- **Written problem**
Search the entries for the word "super" and pull out each line that has it.

--- BEGIN Extracted information ---

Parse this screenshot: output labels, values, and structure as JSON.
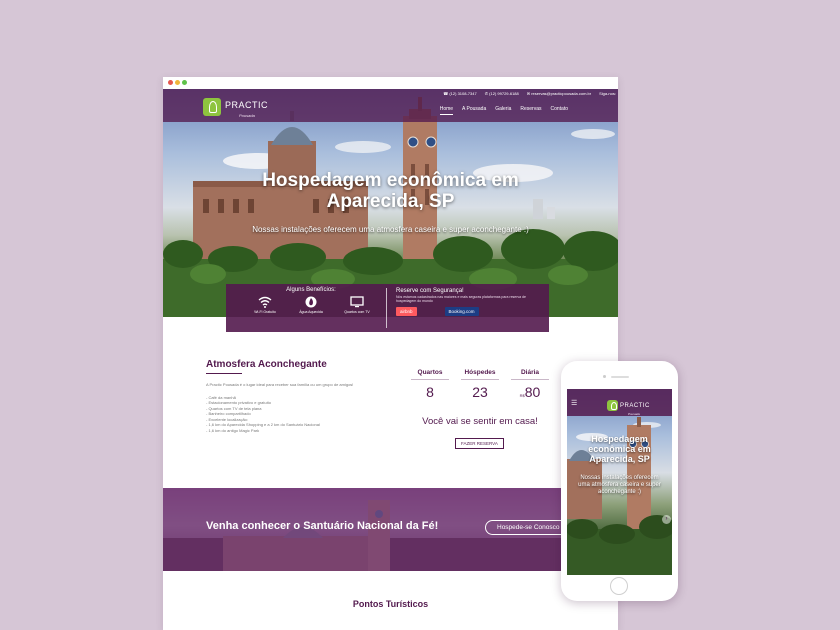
{
  "desktop": {
    "header": {
      "logo_name": "PRACTIC",
      "logo_sub": "Pousada",
      "phone1": "(12) 3108-7347",
      "phone2": "(12) 99729-6188",
      "email": "reservas@practicpousada.com.br",
      "social_label": "Siga-nos:",
      "nav": [
        "Home",
        "A Pousada",
        "Galeria",
        "Reservas",
        "Contato"
      ]
    },
    "hero": {
      "title_line1": "Hospedagem econômica em",
      "title_line2": "Aparecida, SP",
      "subtitle": "Nossas instalações oferecem uma atmosfera caseira e super aconchegante :)"
    },
    "benefits": {
      "title": "Alguns Benefícios:",
      "items": [
        "Wi-Fi Gratuito",
        "Água Aquecida",
        "Quartos com TV"
      ],
      "secure_title": "Reserve com Segurança!",
      "secure_text": "Nós estamos cadastrados nas maiores e mais seguras plataformas para reserva de hospedagem do mundo",
      "airbnb": "airbnb",
      "booking": "Booking.com"
    },
    "about": {
      "title": "Atmosfera Aconchegante",
      "text": "A Practic Pousada é o lugar ideal para receber sua família ou um grupo de amigos!",
      "list": [
        "- Café da manhã",
        "- Estacionamento privativo e gratuito",
        "- Quartos com TV de tela plana",
        "- Banheiro compartilhado",
        "- Excelente localização:",
        "- 1,6 km do Aparecida Shopping e a 2 km do Santuário Nacional",
        "- 1,6 km do antigo Magic Park"
      ]
    },
    "stats": {
      "quartos_label": "Quartos",
      "quartos_value": "8",
      "hospedes_label": "Hóspedes",
      "hospedes_value": "23",
      "diaria_label": "Diária",
      "diaria_currency": "R$",
      "diaria_value": "80",
      "tagline": "Você vai se sentir em casa!",
      "button": "FAZER RESERVA"
    },
    "banner": {
      "title": "Venha conhecer o Santuário Nacional da Fé!",
      "button": "Hospede-se Conosco"
    },
    "points_title": "Pontos Turísticos"
  },
  "mobile": {
    "logo_name": "PRACTIC",
    "logo_sub": "Pousada",
    "menu_icon": "☰",
    "title_line1": "Hospedagem",
    "title_line2": "econômica em",
    "title_line3": "Aparecida, SP",
    "subtitle": "Nossas instalações oferecem uma atmosfera caseira e super aconchegante :)"
  },
  "colors": {
    "brand": "#531a4e",
    "accent": "#8ec43f",
    "background": "#d6c6d6"
  }
}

--- END Extracted information ---

- **Written reply**
      "subtitle": "Nossas instalações oferecem uma atmosfera caseira e super aconchegante :)"
    "subtitle": "Nossas instalações oferecem uma atmosfera caseira e super aconchegante :)"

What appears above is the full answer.